◆ **WORK TO DO**
List each line of the data that holds the word "attendance".

++++ THE RECORDS ++++

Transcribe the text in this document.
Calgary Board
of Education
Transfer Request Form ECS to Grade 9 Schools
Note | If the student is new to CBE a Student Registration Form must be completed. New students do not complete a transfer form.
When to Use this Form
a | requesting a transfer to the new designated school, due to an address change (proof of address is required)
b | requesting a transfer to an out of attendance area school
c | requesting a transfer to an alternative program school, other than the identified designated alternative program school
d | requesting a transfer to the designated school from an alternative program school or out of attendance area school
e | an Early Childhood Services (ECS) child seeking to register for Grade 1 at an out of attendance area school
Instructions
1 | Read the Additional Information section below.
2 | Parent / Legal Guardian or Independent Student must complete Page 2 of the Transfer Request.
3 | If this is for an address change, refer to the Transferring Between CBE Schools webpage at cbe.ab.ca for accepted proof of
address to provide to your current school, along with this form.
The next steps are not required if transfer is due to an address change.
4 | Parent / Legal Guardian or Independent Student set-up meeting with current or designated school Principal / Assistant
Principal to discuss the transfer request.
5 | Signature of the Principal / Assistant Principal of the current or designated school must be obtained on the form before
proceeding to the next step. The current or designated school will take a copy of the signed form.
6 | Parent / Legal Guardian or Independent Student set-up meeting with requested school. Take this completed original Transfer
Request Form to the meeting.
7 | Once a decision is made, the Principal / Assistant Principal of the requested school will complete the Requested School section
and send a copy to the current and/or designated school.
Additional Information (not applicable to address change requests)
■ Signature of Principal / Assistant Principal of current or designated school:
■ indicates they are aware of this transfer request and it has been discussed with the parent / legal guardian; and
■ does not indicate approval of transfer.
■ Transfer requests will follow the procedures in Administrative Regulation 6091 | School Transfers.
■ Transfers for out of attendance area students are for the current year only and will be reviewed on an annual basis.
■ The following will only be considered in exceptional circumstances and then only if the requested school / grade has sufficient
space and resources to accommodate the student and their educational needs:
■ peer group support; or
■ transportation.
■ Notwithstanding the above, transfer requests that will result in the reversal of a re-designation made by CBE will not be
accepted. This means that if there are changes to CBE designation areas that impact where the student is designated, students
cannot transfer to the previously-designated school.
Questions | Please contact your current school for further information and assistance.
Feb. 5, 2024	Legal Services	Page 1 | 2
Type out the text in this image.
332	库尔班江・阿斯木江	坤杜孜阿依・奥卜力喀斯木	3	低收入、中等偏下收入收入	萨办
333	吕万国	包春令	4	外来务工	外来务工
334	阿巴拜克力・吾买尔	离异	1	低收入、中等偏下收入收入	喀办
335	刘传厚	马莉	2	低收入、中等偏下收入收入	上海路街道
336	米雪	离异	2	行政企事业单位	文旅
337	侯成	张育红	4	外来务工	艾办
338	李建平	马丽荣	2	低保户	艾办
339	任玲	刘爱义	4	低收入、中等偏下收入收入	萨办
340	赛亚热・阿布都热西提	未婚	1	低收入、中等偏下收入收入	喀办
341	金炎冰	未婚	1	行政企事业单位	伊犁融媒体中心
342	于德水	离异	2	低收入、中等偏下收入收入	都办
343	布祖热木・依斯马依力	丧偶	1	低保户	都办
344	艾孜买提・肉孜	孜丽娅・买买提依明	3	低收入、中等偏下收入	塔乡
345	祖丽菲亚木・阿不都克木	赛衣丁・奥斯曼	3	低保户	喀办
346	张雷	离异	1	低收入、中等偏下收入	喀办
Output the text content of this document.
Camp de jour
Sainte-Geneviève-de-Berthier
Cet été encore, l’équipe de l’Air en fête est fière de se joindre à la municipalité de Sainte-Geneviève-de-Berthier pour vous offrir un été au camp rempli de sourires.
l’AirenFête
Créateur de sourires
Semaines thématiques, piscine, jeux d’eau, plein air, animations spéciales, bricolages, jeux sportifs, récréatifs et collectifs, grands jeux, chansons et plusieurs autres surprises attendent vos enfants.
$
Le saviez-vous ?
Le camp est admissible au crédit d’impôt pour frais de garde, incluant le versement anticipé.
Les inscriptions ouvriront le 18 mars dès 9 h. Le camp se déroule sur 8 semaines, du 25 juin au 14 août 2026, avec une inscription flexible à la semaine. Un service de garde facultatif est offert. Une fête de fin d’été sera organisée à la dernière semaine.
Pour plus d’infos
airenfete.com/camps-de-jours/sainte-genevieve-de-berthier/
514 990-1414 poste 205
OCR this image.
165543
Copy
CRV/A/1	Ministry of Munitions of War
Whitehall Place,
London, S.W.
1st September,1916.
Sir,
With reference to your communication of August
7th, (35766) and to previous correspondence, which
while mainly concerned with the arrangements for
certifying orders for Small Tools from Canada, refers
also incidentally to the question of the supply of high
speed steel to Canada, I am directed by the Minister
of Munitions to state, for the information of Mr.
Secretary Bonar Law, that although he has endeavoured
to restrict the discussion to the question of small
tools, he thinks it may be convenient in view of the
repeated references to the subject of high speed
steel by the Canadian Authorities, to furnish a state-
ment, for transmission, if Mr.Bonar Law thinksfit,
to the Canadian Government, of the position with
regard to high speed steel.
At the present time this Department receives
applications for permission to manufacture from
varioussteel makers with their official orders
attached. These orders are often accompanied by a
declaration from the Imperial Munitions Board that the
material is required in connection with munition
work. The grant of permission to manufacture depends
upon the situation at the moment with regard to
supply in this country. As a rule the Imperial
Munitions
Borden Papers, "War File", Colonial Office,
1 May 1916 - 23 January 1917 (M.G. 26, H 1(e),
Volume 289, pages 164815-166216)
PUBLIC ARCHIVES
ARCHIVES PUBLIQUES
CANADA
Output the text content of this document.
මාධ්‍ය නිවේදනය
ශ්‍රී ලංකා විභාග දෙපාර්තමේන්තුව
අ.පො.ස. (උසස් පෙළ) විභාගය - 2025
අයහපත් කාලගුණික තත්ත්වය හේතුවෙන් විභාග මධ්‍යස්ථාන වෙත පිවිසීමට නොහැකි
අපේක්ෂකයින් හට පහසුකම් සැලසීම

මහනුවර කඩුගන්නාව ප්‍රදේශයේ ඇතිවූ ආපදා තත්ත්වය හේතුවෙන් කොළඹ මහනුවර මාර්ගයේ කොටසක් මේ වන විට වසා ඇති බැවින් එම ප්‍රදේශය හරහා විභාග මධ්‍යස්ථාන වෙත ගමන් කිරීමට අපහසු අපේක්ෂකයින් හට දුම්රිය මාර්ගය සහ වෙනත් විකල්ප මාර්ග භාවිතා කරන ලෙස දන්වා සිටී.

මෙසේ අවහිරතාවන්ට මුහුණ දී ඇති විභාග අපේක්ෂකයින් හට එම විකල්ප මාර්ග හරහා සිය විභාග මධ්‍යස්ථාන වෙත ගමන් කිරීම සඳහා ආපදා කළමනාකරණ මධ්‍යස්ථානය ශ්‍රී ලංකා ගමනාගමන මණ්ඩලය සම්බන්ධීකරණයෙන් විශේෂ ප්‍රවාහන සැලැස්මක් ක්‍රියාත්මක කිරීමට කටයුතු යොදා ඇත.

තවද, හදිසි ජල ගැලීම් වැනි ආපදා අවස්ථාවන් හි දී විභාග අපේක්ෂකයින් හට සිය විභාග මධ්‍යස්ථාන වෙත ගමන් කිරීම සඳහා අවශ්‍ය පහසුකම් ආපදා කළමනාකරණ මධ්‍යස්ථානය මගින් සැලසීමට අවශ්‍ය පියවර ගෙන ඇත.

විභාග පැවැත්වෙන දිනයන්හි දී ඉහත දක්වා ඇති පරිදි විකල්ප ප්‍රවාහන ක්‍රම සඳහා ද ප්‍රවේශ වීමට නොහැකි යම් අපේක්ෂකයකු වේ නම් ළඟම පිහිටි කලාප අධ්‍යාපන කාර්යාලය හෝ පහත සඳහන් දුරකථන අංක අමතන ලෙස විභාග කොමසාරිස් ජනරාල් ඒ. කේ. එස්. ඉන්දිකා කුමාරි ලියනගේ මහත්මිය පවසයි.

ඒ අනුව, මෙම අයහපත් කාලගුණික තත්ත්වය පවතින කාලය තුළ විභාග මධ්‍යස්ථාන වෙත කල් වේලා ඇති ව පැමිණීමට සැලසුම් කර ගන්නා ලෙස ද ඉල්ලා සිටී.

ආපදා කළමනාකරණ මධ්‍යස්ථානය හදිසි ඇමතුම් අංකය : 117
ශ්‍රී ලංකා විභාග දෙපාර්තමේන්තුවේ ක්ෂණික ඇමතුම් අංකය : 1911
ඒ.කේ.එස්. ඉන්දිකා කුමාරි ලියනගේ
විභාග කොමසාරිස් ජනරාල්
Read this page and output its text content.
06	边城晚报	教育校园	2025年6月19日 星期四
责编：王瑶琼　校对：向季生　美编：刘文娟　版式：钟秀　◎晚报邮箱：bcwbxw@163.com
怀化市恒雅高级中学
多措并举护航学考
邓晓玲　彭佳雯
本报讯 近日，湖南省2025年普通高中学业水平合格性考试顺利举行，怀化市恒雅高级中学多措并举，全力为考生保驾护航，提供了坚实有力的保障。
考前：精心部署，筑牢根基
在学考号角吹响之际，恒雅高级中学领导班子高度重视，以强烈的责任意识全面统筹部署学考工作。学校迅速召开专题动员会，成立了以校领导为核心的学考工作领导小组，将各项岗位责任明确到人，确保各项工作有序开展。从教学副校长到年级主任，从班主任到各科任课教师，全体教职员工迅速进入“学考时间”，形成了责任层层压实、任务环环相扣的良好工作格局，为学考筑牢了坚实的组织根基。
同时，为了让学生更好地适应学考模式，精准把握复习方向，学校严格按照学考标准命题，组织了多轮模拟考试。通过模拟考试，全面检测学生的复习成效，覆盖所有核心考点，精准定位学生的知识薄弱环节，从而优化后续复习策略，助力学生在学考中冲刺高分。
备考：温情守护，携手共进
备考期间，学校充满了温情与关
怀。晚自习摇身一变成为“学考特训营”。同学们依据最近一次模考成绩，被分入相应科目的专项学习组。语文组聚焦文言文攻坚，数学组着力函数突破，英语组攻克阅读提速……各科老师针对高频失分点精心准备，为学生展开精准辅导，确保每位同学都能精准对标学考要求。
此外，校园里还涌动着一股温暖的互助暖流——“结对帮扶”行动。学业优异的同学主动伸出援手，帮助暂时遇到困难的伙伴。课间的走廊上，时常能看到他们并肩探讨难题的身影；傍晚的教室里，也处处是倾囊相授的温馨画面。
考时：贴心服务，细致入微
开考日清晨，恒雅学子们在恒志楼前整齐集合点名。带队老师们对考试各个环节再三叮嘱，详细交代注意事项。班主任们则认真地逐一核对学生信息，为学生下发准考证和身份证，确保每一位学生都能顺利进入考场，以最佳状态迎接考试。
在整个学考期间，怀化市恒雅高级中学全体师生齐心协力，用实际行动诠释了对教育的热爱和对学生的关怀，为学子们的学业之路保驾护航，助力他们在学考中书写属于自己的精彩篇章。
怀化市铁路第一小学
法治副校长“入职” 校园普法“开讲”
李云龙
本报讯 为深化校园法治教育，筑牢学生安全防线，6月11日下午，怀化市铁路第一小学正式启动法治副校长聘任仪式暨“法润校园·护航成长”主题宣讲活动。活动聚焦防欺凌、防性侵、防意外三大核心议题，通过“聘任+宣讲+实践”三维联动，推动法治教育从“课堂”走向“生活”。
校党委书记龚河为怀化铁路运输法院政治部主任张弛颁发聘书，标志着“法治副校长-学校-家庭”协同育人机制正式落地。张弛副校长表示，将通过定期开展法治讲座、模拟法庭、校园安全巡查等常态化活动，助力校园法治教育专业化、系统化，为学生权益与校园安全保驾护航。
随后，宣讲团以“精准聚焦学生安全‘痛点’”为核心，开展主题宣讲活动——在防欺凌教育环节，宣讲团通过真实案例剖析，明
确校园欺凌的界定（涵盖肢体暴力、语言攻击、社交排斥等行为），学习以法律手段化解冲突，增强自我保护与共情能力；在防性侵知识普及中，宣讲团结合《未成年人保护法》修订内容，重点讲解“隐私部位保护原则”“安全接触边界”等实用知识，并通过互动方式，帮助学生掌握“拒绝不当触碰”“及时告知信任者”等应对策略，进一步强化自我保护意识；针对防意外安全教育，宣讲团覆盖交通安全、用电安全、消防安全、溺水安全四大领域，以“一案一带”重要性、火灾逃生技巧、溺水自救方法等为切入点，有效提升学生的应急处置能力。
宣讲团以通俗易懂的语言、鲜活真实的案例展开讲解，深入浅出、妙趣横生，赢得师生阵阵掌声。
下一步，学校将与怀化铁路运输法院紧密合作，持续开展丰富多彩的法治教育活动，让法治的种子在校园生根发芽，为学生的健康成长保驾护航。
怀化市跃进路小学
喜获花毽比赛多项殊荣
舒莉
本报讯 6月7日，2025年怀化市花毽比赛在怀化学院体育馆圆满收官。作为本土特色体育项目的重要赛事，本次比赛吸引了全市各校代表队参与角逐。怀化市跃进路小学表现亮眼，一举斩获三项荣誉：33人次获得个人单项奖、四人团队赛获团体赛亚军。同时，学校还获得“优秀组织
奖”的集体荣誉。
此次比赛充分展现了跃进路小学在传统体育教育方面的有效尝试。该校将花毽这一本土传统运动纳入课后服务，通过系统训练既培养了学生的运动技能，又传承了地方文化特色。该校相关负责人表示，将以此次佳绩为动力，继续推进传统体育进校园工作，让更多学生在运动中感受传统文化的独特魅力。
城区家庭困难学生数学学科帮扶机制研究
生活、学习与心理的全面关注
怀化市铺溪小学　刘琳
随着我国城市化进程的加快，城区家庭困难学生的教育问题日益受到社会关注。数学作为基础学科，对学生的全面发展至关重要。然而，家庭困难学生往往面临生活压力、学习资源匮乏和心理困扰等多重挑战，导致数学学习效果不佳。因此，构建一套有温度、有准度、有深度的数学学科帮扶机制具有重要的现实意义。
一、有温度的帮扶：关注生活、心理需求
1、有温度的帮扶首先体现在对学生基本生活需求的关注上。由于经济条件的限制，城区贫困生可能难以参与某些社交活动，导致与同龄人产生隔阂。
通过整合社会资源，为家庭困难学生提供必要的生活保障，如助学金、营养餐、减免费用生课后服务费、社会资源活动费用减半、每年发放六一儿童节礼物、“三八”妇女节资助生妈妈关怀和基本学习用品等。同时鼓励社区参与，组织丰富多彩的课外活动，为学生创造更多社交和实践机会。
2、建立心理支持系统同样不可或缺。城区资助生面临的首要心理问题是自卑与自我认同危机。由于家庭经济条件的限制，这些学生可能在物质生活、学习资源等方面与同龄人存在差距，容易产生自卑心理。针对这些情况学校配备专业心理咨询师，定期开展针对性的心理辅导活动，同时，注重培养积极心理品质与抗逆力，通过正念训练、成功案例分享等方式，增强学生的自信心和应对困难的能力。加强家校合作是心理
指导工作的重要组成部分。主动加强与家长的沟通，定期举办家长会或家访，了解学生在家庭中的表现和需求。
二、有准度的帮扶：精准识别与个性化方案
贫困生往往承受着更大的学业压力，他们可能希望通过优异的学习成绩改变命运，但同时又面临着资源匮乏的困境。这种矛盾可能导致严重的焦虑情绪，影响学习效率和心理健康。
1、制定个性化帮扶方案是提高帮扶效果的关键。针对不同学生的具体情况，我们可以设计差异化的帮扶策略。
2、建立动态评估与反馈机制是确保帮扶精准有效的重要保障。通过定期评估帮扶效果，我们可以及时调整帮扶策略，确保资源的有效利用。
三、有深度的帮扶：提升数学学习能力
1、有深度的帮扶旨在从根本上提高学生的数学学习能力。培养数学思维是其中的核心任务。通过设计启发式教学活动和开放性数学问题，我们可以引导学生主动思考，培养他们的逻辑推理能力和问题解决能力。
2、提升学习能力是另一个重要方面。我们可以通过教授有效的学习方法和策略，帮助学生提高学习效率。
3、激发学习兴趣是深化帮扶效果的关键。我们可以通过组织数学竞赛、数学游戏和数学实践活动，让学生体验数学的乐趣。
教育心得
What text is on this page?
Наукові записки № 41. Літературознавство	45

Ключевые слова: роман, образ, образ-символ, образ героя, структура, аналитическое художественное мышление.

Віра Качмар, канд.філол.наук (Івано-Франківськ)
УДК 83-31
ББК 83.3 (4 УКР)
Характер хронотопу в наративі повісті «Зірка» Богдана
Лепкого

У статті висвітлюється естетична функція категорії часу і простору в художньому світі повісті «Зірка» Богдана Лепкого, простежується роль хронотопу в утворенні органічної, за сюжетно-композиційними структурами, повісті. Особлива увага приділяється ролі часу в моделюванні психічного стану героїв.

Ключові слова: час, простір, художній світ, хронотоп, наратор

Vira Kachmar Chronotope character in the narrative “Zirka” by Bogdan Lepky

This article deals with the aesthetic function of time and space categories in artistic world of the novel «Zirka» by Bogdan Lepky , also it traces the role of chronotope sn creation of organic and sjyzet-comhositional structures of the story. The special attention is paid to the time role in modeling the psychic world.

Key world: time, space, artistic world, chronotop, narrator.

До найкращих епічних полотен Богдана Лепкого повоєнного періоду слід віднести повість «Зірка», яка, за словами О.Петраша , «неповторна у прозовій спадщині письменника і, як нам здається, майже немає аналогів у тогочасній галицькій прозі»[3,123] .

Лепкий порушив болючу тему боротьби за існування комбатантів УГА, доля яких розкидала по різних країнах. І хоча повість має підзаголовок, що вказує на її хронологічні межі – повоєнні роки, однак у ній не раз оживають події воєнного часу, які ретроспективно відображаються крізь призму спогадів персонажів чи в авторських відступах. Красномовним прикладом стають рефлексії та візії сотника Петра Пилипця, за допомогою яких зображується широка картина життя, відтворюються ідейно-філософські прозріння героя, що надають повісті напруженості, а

++++

◆ **EXERCISE RESPONSE**
b | requesting a transfer to an out of attendance area school
d | requesting a transfer to the designated school from an alternative program school or out of attendance area school
e | an Early Childhood Services (ECS) child seeking to register for Grade 1 at an out of attendance area school
■ Transfers for out of attendance area students are for the current year only and will be reviewed on an annual basis.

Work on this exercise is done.